Exercise a
Copy the rows from their start through the line containing "61, 719, 72]", inclusive, without changing anything.

Quoted text
• • •

Loss of self-esteem (v.7)

Personal shame and alienation (v.8)

Fear (v. 10)

Transference of guilt to another (v.12)

Pain in childbirth (v.16)

Exhaustion in labor (v.17-19)

At some point in our life, we will experience some if not all of Adam and Eve’s consequences. But we have a new opportunity not to repeat their mistakes. Sure, we are born with their sin nature, but as believers, we have been given a new nature. A new nature where the Spirit of God lives, rules, and resides within you. If you chose wisely, you can minimize your bad consequences to your choices. As Indiana Jones would say, “Choose wisely!”

• • •

Supplied entries
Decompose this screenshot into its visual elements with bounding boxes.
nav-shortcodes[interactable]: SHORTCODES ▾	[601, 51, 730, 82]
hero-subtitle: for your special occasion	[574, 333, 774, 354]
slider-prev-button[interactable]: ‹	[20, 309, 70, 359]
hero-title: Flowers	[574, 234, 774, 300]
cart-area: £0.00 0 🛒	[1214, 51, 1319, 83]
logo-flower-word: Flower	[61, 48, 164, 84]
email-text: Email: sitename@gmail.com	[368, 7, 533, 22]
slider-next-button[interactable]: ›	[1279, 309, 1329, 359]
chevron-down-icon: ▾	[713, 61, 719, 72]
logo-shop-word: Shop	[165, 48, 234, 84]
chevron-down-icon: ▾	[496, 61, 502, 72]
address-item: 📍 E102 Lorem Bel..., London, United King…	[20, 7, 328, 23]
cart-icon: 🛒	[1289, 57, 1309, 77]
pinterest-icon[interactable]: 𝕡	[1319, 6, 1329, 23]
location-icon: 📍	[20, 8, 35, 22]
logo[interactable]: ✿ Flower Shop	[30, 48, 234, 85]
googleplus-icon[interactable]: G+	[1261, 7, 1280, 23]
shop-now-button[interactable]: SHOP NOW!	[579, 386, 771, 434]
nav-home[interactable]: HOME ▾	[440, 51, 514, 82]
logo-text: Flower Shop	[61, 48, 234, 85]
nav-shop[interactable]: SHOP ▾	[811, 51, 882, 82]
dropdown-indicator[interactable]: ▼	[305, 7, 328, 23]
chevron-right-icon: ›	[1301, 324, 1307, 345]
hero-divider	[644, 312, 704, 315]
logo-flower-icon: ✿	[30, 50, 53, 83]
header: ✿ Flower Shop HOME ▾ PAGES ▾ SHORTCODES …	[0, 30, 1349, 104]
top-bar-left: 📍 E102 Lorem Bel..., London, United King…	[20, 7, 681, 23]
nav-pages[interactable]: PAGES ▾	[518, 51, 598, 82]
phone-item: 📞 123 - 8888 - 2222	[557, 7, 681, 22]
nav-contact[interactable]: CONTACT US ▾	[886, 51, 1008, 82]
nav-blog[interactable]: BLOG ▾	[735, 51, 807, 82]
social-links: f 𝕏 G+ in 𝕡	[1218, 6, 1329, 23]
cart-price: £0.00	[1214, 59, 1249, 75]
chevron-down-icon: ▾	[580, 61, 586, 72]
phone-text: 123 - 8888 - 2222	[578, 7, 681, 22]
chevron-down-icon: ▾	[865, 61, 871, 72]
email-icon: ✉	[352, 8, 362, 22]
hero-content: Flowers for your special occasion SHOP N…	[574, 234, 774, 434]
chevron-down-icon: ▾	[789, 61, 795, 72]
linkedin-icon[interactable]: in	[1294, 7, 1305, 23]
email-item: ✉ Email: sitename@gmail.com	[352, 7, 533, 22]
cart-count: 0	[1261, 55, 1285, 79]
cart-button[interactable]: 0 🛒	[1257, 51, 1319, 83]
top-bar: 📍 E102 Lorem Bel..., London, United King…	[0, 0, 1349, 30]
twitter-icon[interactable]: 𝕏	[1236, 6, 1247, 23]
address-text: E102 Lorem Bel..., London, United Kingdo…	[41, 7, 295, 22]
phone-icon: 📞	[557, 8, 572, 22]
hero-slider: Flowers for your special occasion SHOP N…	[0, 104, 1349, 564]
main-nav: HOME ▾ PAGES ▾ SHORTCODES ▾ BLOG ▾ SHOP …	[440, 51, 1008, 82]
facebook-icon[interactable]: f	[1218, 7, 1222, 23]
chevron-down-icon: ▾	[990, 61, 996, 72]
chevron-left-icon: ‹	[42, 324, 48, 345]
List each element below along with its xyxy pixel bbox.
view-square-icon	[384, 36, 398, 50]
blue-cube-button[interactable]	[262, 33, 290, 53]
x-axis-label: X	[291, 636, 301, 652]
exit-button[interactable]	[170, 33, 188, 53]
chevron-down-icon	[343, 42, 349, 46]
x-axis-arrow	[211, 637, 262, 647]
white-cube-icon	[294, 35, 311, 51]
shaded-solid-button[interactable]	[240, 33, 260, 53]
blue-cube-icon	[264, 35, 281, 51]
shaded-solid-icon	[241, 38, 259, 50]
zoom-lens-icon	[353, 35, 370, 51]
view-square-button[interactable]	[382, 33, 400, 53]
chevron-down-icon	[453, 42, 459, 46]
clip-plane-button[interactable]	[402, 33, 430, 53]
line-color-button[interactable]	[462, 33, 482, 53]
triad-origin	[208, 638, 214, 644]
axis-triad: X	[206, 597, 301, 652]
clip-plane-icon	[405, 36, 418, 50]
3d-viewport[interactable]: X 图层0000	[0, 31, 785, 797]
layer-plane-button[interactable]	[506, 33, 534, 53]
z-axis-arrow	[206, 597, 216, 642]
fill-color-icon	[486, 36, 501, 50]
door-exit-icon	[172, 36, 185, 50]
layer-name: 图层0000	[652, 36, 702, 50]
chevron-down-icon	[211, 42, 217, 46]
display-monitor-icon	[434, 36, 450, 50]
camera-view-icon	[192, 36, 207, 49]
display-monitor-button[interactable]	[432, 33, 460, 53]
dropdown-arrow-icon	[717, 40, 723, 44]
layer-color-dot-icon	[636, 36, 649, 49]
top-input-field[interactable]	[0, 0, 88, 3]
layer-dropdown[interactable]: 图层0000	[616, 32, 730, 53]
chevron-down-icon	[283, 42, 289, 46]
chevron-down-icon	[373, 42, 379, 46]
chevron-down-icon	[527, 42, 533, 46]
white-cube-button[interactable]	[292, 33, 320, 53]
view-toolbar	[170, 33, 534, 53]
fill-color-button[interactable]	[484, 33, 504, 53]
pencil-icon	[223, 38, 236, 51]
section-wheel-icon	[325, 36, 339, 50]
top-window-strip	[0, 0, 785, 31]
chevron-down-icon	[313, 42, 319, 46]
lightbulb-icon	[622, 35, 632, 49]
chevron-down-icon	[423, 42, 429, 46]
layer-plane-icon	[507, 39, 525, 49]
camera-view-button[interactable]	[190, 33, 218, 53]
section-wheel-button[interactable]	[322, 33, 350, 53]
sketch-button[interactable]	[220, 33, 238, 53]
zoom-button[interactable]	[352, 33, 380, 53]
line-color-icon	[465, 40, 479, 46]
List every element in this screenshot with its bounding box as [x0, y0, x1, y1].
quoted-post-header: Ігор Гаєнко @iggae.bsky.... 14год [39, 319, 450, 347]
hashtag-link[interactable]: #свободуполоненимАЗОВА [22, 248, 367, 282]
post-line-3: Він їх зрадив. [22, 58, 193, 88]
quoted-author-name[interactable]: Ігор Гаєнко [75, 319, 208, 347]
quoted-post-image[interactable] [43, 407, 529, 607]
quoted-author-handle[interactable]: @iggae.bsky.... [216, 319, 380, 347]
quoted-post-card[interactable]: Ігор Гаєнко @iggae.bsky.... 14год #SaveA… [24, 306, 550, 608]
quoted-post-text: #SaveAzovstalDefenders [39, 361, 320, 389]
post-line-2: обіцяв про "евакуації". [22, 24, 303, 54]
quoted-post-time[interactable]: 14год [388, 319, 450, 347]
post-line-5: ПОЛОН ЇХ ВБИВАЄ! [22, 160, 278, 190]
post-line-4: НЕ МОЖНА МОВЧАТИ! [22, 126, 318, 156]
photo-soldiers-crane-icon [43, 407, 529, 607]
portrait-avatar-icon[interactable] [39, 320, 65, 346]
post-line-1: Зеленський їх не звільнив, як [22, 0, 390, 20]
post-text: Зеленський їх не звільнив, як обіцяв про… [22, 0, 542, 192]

• • •

Exercise b
Answer these questions about the passage on Adam and Eve's consequences:
(i) Which verse is listed for "Fear"?
(ii) Which verses are listed for "Exhaustion in labor"?
(iii) What line does the passage attribute to Indiana Jones?

Exercise solution a
Decompose this screenshot into its visual elements with bounding boxes.
nav-shortcodes[interactable]: SHORTCODES ▾	[601, 51, 730, 82]
hero-subtitle: for your special occasion	[574, 333, 774, 354]
slider-prev-button[interactable]: ‹	[20, 309, 70, 359]
hero-title: Flowers	[574, 234, 774, 300]
cart-area: £0.00 0 🛒	[1214, 51, 1319, 83]
logo-flower-word: Flower	[61, 48, 164, 84]
email-text: Email: sitename@gmail.com	[368, 7, 533, 22]
slider-next-button[interactable]: ›	[1279, 309, 1329, 359]
chevron-down-icon: ▾	[713, 61, 719, 72]

Exercise solution b
(i) v. 10
(ii) v.17-19
(iii) "Choose wisely!"